>>>>

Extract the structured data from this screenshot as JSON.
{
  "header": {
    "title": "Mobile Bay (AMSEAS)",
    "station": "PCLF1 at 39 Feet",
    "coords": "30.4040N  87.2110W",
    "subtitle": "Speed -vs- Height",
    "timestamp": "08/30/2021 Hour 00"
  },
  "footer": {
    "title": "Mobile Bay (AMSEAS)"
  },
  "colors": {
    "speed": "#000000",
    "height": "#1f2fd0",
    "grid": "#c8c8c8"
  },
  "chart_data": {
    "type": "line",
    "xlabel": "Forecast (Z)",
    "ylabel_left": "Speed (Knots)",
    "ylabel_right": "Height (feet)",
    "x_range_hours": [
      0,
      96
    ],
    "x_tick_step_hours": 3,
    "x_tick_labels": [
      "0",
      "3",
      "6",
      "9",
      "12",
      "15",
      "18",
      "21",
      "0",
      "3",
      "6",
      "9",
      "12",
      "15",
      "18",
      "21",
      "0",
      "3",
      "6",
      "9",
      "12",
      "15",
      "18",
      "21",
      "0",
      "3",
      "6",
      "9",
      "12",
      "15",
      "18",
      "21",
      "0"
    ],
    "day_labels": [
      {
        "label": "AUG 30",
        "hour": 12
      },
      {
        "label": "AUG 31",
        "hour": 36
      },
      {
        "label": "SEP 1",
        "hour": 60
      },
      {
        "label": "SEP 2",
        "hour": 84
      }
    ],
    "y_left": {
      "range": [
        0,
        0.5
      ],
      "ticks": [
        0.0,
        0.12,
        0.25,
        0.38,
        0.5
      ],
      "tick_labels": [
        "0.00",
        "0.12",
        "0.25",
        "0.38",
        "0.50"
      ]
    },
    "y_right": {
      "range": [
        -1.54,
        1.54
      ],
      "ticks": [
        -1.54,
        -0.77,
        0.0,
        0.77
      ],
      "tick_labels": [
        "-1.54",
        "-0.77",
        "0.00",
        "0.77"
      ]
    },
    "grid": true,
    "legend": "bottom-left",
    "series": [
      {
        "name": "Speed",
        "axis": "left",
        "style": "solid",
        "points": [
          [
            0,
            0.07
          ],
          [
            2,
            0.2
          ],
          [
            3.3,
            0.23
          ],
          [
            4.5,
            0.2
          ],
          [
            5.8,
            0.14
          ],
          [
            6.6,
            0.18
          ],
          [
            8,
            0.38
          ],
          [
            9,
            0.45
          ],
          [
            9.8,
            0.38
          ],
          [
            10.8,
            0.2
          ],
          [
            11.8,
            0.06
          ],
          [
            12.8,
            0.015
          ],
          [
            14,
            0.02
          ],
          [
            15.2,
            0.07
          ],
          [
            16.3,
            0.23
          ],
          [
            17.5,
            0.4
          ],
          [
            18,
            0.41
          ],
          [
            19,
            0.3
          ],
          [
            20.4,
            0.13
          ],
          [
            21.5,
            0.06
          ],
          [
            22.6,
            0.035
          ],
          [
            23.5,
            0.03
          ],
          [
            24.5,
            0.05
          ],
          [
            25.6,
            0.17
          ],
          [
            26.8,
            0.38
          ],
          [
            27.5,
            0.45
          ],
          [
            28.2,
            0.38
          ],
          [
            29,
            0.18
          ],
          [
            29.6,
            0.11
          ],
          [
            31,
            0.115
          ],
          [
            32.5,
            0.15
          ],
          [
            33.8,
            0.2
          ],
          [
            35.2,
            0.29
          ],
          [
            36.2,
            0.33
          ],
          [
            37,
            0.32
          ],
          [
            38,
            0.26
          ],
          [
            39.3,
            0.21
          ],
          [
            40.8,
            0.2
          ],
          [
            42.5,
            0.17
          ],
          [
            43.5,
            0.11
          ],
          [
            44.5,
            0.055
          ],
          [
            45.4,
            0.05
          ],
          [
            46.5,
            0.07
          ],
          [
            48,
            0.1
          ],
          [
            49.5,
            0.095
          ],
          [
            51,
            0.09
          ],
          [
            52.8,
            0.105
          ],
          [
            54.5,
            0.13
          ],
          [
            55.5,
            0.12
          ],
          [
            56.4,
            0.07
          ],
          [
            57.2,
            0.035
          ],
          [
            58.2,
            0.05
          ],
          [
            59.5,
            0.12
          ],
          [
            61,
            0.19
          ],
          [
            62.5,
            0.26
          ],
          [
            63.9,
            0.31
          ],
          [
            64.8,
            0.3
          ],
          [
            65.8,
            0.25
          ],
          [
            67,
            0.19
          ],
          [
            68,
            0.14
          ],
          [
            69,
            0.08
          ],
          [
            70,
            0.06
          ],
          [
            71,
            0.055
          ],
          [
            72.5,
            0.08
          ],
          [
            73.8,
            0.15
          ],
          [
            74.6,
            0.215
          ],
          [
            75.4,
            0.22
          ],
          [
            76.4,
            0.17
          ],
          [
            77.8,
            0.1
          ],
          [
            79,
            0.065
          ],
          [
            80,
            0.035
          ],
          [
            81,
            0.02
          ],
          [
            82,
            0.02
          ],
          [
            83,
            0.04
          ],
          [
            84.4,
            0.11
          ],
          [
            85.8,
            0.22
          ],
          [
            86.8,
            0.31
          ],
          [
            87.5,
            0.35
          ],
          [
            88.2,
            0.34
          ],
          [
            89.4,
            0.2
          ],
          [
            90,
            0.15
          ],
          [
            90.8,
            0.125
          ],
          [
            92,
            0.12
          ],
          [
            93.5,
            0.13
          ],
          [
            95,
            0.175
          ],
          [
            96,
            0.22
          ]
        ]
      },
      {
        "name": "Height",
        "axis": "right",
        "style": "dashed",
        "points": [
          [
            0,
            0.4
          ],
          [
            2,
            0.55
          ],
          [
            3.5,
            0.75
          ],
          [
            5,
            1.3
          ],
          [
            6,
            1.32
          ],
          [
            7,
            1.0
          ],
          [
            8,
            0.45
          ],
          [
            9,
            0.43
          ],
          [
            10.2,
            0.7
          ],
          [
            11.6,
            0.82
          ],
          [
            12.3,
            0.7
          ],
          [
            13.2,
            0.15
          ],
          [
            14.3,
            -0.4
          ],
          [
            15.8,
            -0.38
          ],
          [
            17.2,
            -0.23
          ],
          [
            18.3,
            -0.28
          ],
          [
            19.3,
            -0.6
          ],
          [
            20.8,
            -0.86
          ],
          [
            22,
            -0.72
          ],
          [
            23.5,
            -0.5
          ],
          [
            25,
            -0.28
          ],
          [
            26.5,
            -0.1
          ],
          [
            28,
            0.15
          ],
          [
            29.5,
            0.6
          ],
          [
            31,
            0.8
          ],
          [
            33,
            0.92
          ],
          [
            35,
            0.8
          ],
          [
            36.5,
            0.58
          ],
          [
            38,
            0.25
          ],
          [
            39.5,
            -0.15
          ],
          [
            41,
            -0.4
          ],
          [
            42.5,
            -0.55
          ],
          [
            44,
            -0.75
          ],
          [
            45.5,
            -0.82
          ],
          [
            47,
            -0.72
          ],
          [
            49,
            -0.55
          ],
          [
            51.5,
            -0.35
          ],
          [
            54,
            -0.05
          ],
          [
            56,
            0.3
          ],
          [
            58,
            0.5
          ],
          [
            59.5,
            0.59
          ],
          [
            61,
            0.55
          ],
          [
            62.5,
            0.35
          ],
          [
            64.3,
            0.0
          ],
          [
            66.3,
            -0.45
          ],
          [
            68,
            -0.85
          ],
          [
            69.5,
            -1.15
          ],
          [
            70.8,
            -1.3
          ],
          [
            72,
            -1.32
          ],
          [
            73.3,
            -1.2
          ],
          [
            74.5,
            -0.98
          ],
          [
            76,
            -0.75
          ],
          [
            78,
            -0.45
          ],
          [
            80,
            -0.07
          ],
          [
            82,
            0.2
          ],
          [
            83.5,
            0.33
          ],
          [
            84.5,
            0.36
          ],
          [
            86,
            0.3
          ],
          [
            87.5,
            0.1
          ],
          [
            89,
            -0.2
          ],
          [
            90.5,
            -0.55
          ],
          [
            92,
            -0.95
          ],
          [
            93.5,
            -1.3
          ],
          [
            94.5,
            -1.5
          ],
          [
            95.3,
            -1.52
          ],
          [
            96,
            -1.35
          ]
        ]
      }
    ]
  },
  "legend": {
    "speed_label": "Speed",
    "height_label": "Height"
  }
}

<<<<

List every line above that holds the word "Mobile".

    "title": "Mobile Bay (AMSEAS)",
    "title": "Mobile Bay (AMSEAS)"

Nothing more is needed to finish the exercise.